- **Exercise requirements**
Drop the pictures, then extract the listing word for word.

━━━━━━

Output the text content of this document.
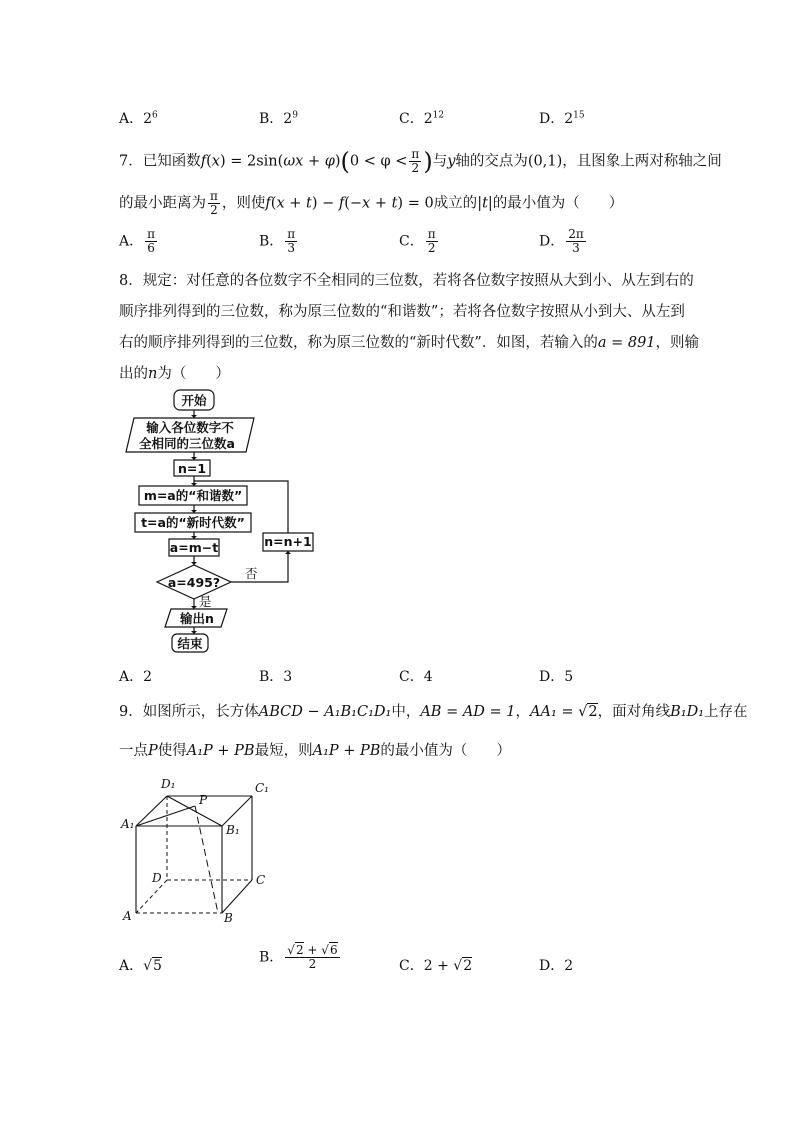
A．$2^6$	B．$2^9$	C．$2^{12}$	D．$2^{15}$
7．已知函数$f(x) = 2\sin(\omega x + \varphi)(0 < \varphi < \frac{\pi}{2}$ )与y轴的交点为(0,1)，且图象上两对称轴之间
的最小距离为 $\frac{\pi}{2}$ ，则使f(x + t) − f(−x + t) = 0成立的|t|的最小值为（　　）
A． $\frac{\pi}{6}$	B． $\frac{\pi}{3}$	C． $\frac{\pi}{2}$	D． $\frac{2\pi}{3}$
8．规定：对任意的各位数字不全相同的三位数，若将各位数字按照从大到小、从左到右的
顺序排列得到的三位数，称为原三位数的“和谐数”；若将各位数字按照从小到大、从左到
右的顺序排列得到的三位数，称为原三位数的“新时代数”．如图，若输入的a = 891，则输
出的n为（　　）
开始
输入各位数字不
全相同的三位数a
n=1
m=a的“和谐数”
t=a的“新时代数”
a=m−t
a=495?
n=n+1
输出n
结束
否
是
A．2	B．3	C．4	D．5
9．如图所示，长方体ABCD − A₁B₁C₁D₁中，AB = AD = 1，AA₁ = √2，面对角线B₁D₁上存在
一点P使得A₁P + PB最短，则A₁P + PB的最小值为（　　）
D₁	C₁
A₁	B₁
P
D	C
A	B
A．√5
B． $\frac{√2 + √6}{2}$	C．2 + √2	D．2
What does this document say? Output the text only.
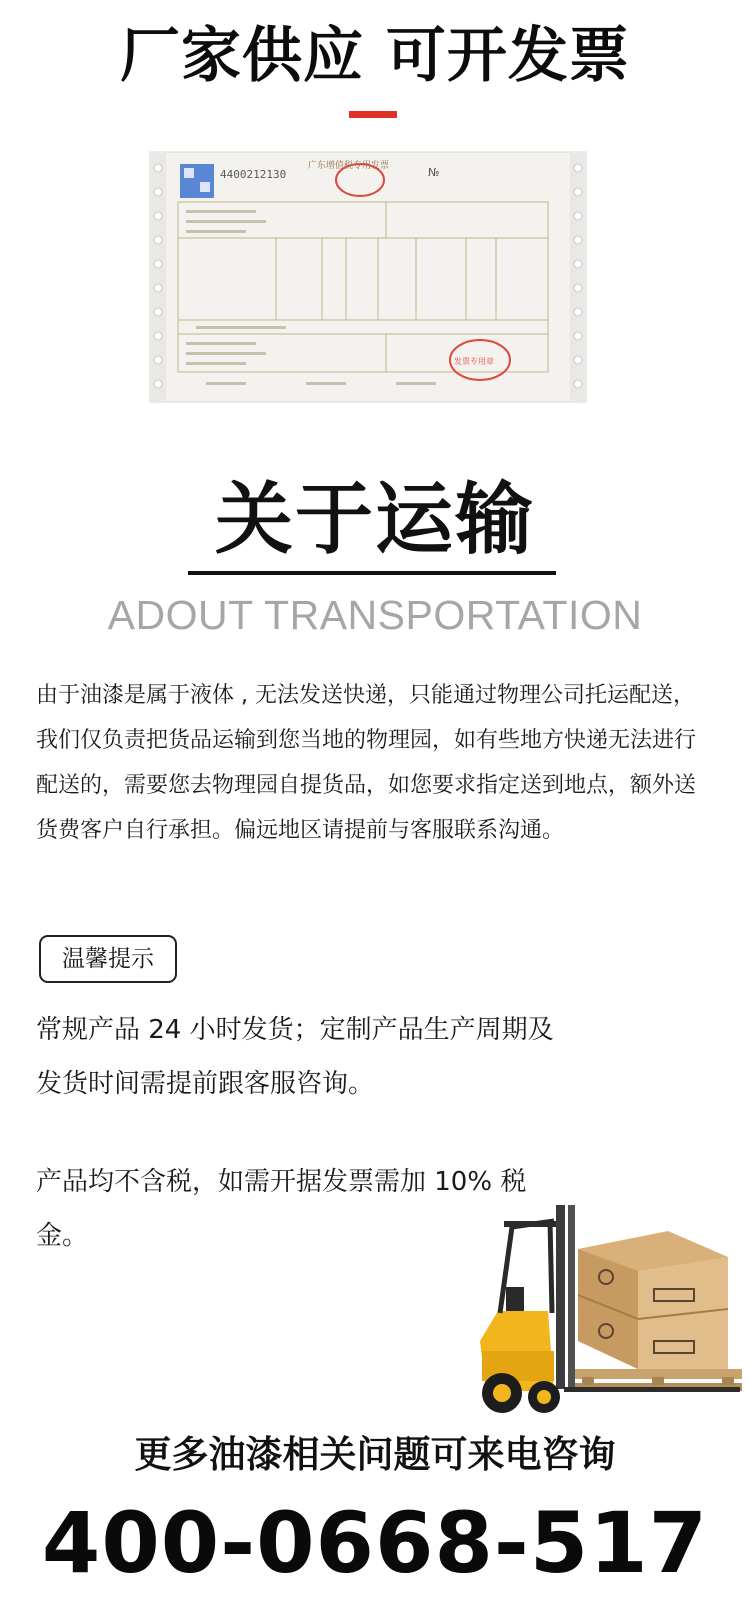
厂家供应 可开发票
4400212130
广东增值税专用发票	№
发票专用章
关于运输
ADOUT TRANSPORTATION
由于油漆是属于液体 , 无法发送快递，只能通过物理公司托运配送，我们仅负责把货品运输到您当地的物理园，如有些地方快递无法进行配送的，需要您去物理园自提货品，如您要求指定送到地点，额外送货费客户自行承担。偏远地区请提前与客服联系沟通。
温馨提示
常规产品 24 小时发货；定制产品生产周期及发货时间需提前跟客服咨询。
产品均不含税，如需开据发票需加 10% 税金。
更多油漆相关问题可来电咨询
400-0668-517
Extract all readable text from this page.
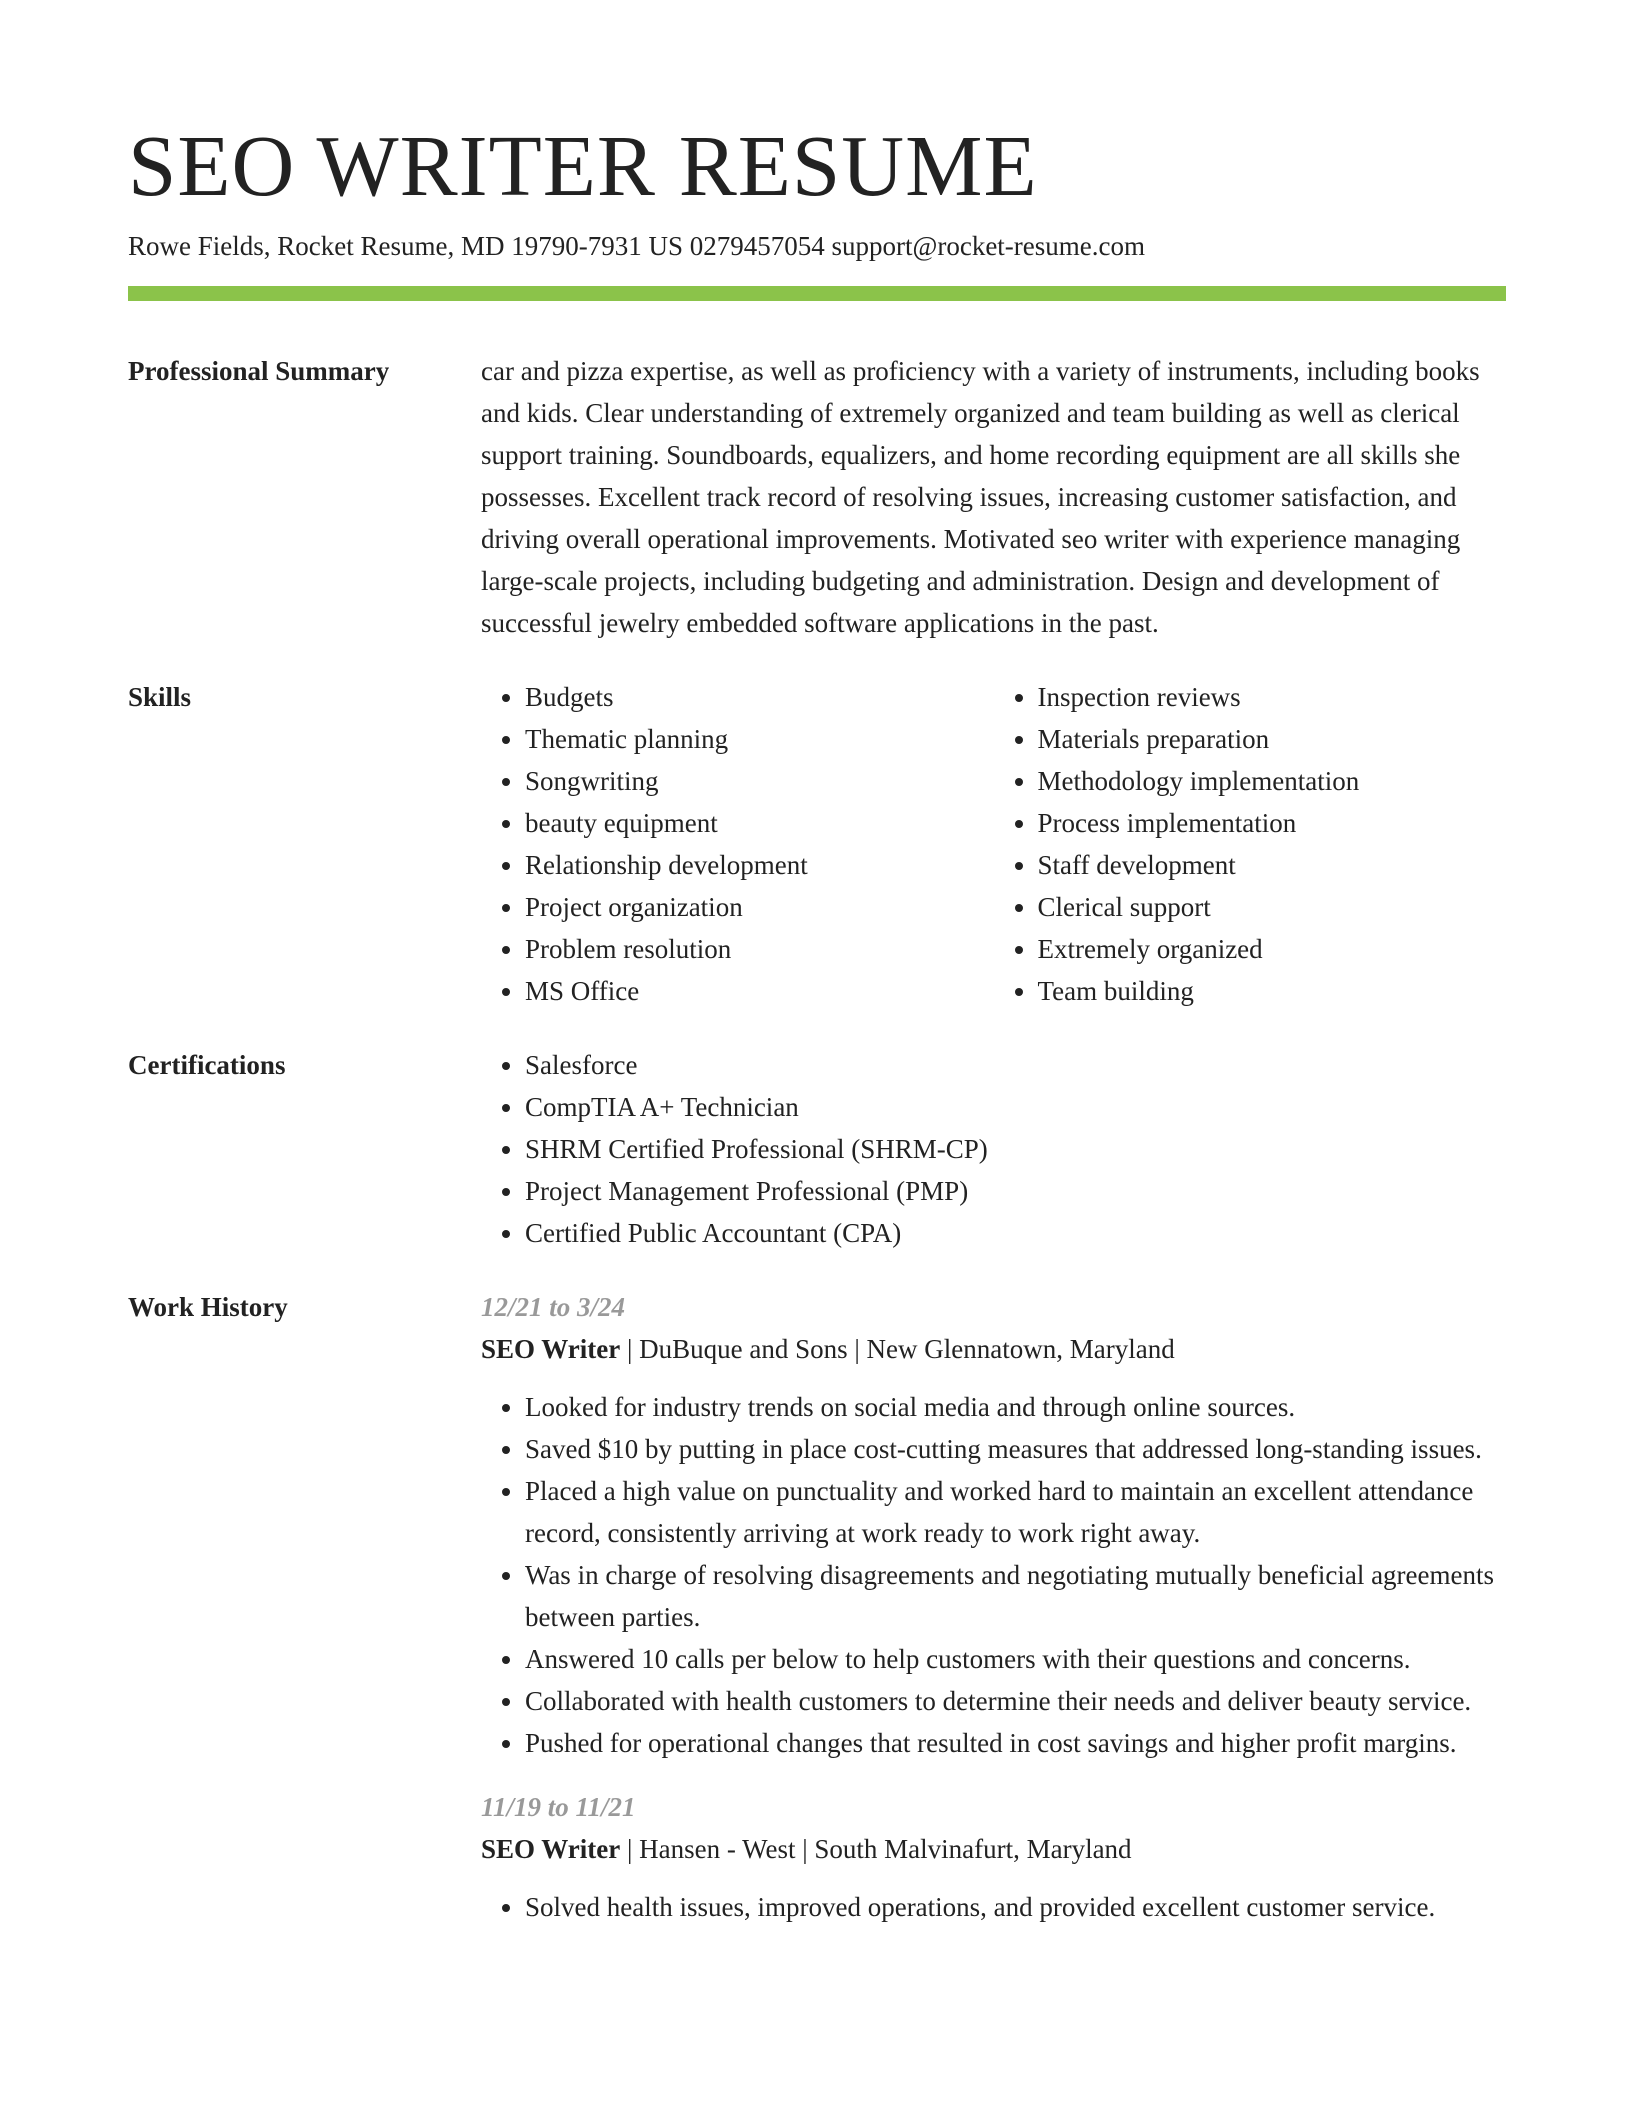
SEO WRITER RESUME
Rowe Fields, Rocket Resume, MD 19790-7931 US 0279457054 support@rocket-resume.com
Professional Summary	car and pizza expertise, as well as proficiency with a variety of instruments, including books and kids. Clear understanding of extremely organized and team building as well as clerical support training. Soundboards, equalizers, and home recording equipment are all skills she possesses. Excellent track record of resolving issues, increasing customer satisfaction, and driving overall operational improvements. Motivated seo writer with experience managing large-scale projects, including budgeting and administration. Design and development of successful jewelry embedded software applications in the past.

Skills	• Budgets
• Thematic planning
• Songwriting
• beauty equipment
• Relationship development
• Project organization
• Problem resolution
• MS Office
• Inspection reviews
• Materials preparation
• Methodology implementation
• Process implementation
• Staff development
• Clerical support
• Extremely organized
• Team building
Certifications	• Salesforce
• CompTIA A+ Technician
• SHRM Certified Professional (SHRM-CP)
• Project Management Professional (PMP)
• Certified Public Accountant (CPA)
Work History	12/21 to 3/24
SEO Writer | DuBuque and Sons | New Glennatown, Maryland
• Looked for industry trends on social media and through online sources.
• Saved $10 by putting in place cost-cutting measures that addressed long-standing issues.
• Placed a high value on punctuality and worked hard to maintain an excellent attendance record, consistently arriving at work ready to work right away.
• Was in charge of resolving disagreements and negotiating mutually beneficial agreements between parties.
• Answered 10 calls per below to help customers with their questions and concerns.
• Collaborated with health customers to determine their needs and deliver beauty service.
• Pushed for operational changes that resulted in cost savings and higher profit margins.
11/19 to 11/21
SEO Writer | Hansen - West | South Malvinafurt, Maryland
• Solved health issues, improved operations, and provided excellent customer service.
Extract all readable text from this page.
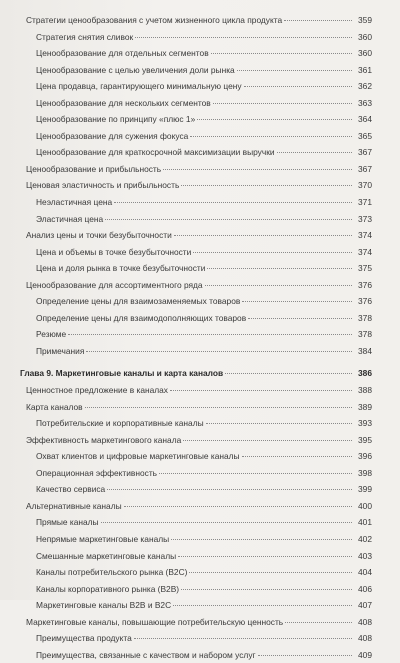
Стратегии ценообразования с учетом жизненного цикла продукта	359
Стратегия снятия сливок	360
Ценообразование для отдельных сегментов	360
Ценообразование с целью увеличения доли рынка	361
Цена продавца, гарантирующего минимальную цену	362
Ценообразование для нескольких сегментов	363
Ценообразование по принципу «плюс 1»	364
Ценообразование для сужения фокуса	365
Ценообразование для краткосрочной максимизации выручки	367
Ценообразование и прибыльность	367
Ценовая эластичность и прибыльность	370
Неэластичная цена	371
Эластичная цена	373
Анализ цены и точки безубыточности	374
Цена и объемы в точке безубыточности	374
Цена и доля рынка в точке безубыточности	375
Ценообразование для ассортиментного ряда	376
Определение цены для взаимозаменяемых товаров	376
Определение цены для взаимодополняющих товаров	378
Резюме	378
Примечания	384
Глава 9. Маркетинговые каналы и карта каналов	386
Ценностное предложение в каналах	388
Карта каналов	389
Потребительские и корпоративные каналы	393
Эффективность маркетингового канала	395
Охват клиентов и цифровые маркетинговые каналы	396
Операционная эффективность	398
Качество сервиса	399
Альтернативные каналы	400
Прямые каналы	401
Непрямые маркетинговые каналы	402
Смешанные маркетинговые каналы	403
Каналы потребительского рынка (B2C)	404
Каналы корпоративного рынка (B2B)	406
Маркетинговые каналы B2B и B2C	407
Маркетинговые каналы, повышающие потребительскую ценность	408
Преимущества продукта	408
Преимущества, связанные с качеством и набором услуг	409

━━━━━━

- **Written answer**
Output the text content of this document.
A．$2^6$	B．$2^9$	C．$2^{12}$	D．$2^{15}$
7．已知函数$f(x) = 2\sin(\omega x + \varphi)(0 < \varphi < \frac{\pi}{2}$ )与y轴的交点为(0,1)，且图象上两对称轴之间
的最小距离为 $\frac{\pi}{2}$ ，则使f(x + t) − f(−x + t) = 0成立的|t|的最小值为（　　）
A． $\frac{\pi}{6}$	B． $\frac{\pi}{3}$	C． $\frac{\pi}{2}$	D． $\frac{2\pi}{3}$
8．规定：对任意的各位数字不全相同的三位数，若将各位数字按照从大到小、从左到右的
顺序排列得到的三位数，称为原三位数的“和谐数”；若将各位数字按照从小到大、从左到
右的顺序排列得到的三位数，称为原三位数的“新时代数”．如图，若输入的a = 891，则输
出的n为（　　）
开始
输入各位数字不
全相同的三位数a
n=1
m=a的“和谐数”
t=a的“新时代数”
a=m−t
a=495?
n=n+1
输出n
结束
否
是
A．2	B．3	C．4	D．5
9．如图所示，长方体ABCD − A₁B₁C₁D₁中，AB = AD = 1，AA₁ = √2，面对角线B₁D₁上存在
一点P使得A₁P + PB最短，则A₁P + PB的最小值为（　　）
D₁	C₁
A₁	B₁
P
D	C
A	B
A．√5
B． $\frac{√2 + √6}{2}$	C．2 + √2	D．2
What does this document say? Output the text only.
厂家供应 可开发票
4400212130
广东增值税专用发票	№
发票专用章
关于运输
ADOUT TRANSPORTATION
由于油漆是属于液体 , 无法发送快递，只能通过物理公司托运配送，我们仅负责把货品运输到您当地的物理园，如有些地方快递无法进行配送的，需要您去物理园自提货品，如您要求指定送到地点，额外送货费客户自行承担。偏远地区请提前与客服联系沟通。
温馨提示
常规产品 24 小时发货；定制产品生产周期及发货时间需提前跟客服咨询。
产品均不含税，如需开据发票需加 10% 税金。
更多油漆相关问题可来电咨询
400-0668-517
Extract all readable text from this page.
SEO WRITER RESUME
Rowe Fields, Rocket Resume, MD 19790-7931 US 0279457054 support@rocket-resume.com
Professional Summary	car and pizza expertise, as well as proficiency with a variety of instruments, including books and kids. Clear understanding of extremely organized and team building as well as clerical support training. Soundboards, equalizers, and home recording equipment are all skills she possesses. Excellent track record of resolving issues, increasing customer satisfaction, and driving overall operational improvements. Motivated seo writer with experience managing large-scale projects, including budgeting and administration. Design and development of successful jewelry embedded software applications in the past.

Skills	• Budgets
• Thematic planning
• Songwriting
• beauty equipment
• Relationship development
• Project organization
• Problem resolution
• MS Office
• Inspection reviews
• Materials preparation
• Methodology implementation
• Process implementation
• Staff development
• Clerical support
• Extremely organized
• Team building
Certifications	• Salesforce
• CompTIA A+ Technician
• SHRM Certified Professional (SHRM-CP)
• Project Management Professional (PMP)
• Certified Public Accountant (CPA)
Work History	12/21 to 3/24
SEO Writer | DuBuque and Sons | New Glennatown, Maryland
• Looked for industry trends on social media and through online sources.
• Saved $10 by putting in place cost-cutting measures that addressed long-standing issues.
• Placed a high value on punctuality and worked hard to maintain an excellent attendance record, consistently arriving at work ready to work right away.
• Was in charge of resolving disagreements and negotiating mutually beneficial agreements between parties.
• Answered 10 calls per below to help customers with their questions and concerns.
• Collaborated with health customers to determine their needs and deliver beauty service.
• Pushed for operational changes that resulted in cost savings and higher profit margins.
11/19 to 11/21
SEO Writer | Hansen - West | South Malvinafurt, Maryland
• Solved health issues, improved operations, and provided excellent customer service.
Extract all readable text from this page.
Стратегии ценообразования с учетом жизненного цикла продукта	359
Стратегия снятия сливок	360
Ценообразование для отдельных сегментов	360
Ценообразование с целью увеличения доли рынка	361
Цена продавца, гарантирующего минимальную цену	362
Ценообразование для нескольких сегментов	363
Ценообразование по принципу «плюс 1»	364
Ценообразование для сужения фокуса	365
Ценообразование для краткосрочной максимизации выручки	367
Ценообразование и прибыльность	367
Ценовая эластичность и прибыльность	370
Неэластичная цена	371
Эластичная цена	373
Анализ цены и точки безубыточности	374
Цена и объемы в точке безубыточности	374
Цена и доля рынка в точке безубыточности	375
Ценообразование для ассортиментного ряда	376
Определение цены для взаимозаменяемых товаров	376
Определение цены для взаимодополняющих товаров	378
Резюме	378
Примечания	384
Глава 9. Маркетинговые каналы и карта каналов	386
Ценностное предложение в каналах	388
Карта каналов	389
Потребительские и корпоративные каналы	393
Эффективность маркетингового канала	395
Охват клиентов и цифровые маркетинговые каналы	396
Операционная эффективность	398
Качество сервиса	399
Альтернативные каналы	400
Прямые каналы	401
Непрямые маркетинговые каналы	402
Смешанные маркетинговые каналы	403
Каналы потребительского рынка (B2C)	404
Каналы корпоративного рынка (B2B)	406
Маркетинговые каналы B2B и B2C	407
Маркетинговые каналы, повышающие потребительскую ценность	408
Преимущества продукта	408
Преимущества, связанные с качеством и набором услуг	409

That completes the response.